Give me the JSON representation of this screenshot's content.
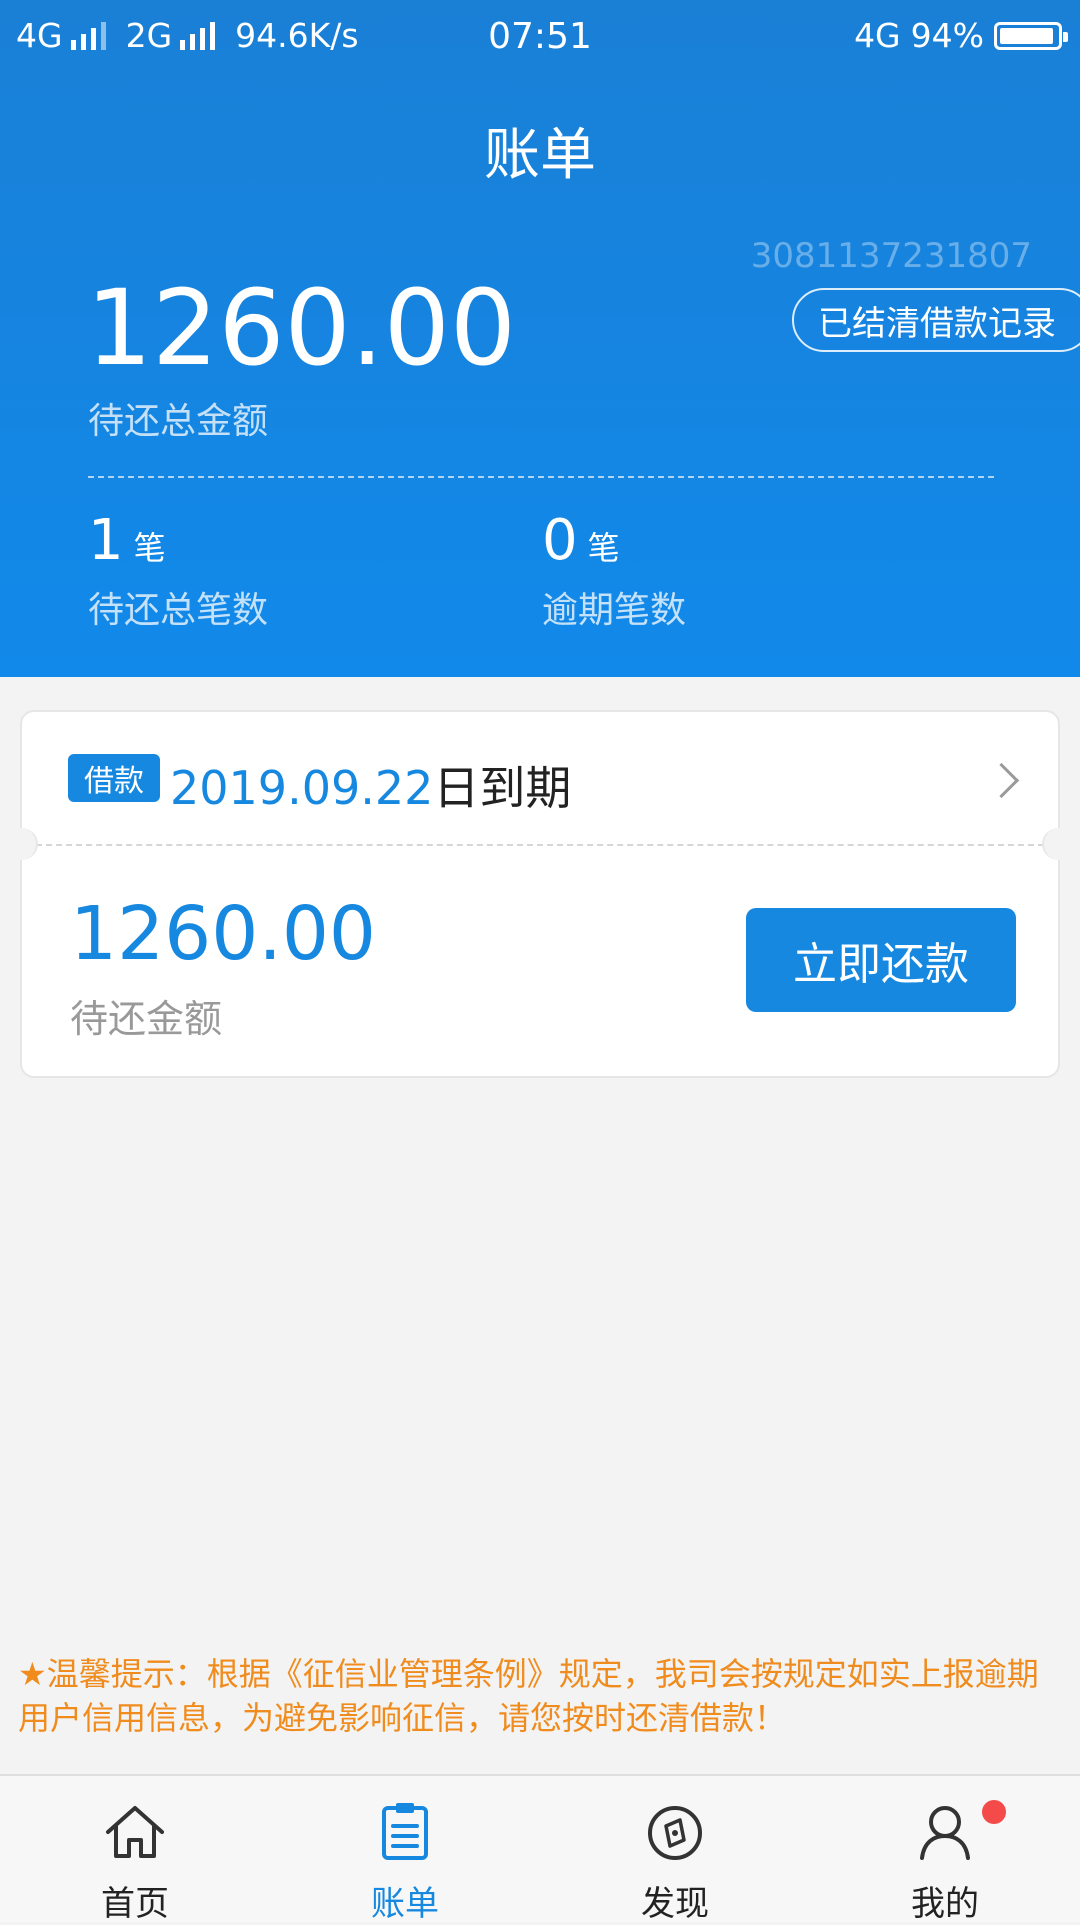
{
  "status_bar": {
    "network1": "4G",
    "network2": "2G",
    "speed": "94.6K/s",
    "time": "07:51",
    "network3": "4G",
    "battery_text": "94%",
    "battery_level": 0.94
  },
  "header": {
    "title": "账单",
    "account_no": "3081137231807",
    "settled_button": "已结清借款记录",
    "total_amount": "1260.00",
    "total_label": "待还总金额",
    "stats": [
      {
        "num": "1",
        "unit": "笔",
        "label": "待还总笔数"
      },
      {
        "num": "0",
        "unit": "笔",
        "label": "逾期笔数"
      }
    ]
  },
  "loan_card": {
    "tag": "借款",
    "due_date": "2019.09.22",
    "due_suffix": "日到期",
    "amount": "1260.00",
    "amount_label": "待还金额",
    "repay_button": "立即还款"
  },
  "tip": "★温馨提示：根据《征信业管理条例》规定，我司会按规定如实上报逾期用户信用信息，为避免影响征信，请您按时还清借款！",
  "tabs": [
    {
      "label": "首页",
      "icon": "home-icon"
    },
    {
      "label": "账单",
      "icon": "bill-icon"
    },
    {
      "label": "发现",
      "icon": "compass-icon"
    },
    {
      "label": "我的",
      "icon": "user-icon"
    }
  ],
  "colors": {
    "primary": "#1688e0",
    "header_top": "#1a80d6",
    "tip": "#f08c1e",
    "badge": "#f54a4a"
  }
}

Problem details – Return the material word for word. Pictures are not part of the copy.

Final answer –
Give me the JSON representation of this screenshot's content.
{
  "status_bar": {
    "network1": "4G",
    "network2": "2G",
    "speed": "94.6K/s",
    "time": "07:51",
    "network3": "4G",
    "battery_text": "94%",
    "battery_level": 0.94
  },
  "header": {
    "title": "账单",
    "account_no": "3081137231807",
    "settled_button": "已结清借款记录",
    "total_amount": "1260.00",
    "total_label": "待还总金额",
    "stats": [
      {
        "num": "1",
        "unit": "笔",
        "label": "待还总笔数"
      },
      {
        "num": "0",
        "unit": "笔",
        "label": "逾期笔数"
      }
    ]
  },
  "loan_card": {
    "tag": "借款",
    "due_date": "2019.09.22",
    "due_suffix": "日到期",
    "amount": "1260.00",
    "amount_label": "待还金额",
    "repay_button": "立即还款"
  },
  "tip": "★温馨提示：根据《征信业管理条例》规定，我司会按规定如实上报逾期用户信用信息，为避免影响征信，请您按时还清借款！",
  "tabs": [
    {
      "label": "首页",
      "icon": "home-icon"
    },
    {
      "label": "账单",
      "icon": "bill-icon"
    },
    {
      "label": "发现",
      "icon": "compass-icon"
    },
    {
      "label": "我的",
      "icon": "user-icon"
    }
  ],
  "colors": {
    "primary": "#1688e0",
    "header_top": "#1a80d6",
    "tip": "#f08c1e",
    "badge": "#f54a4a"
  }
}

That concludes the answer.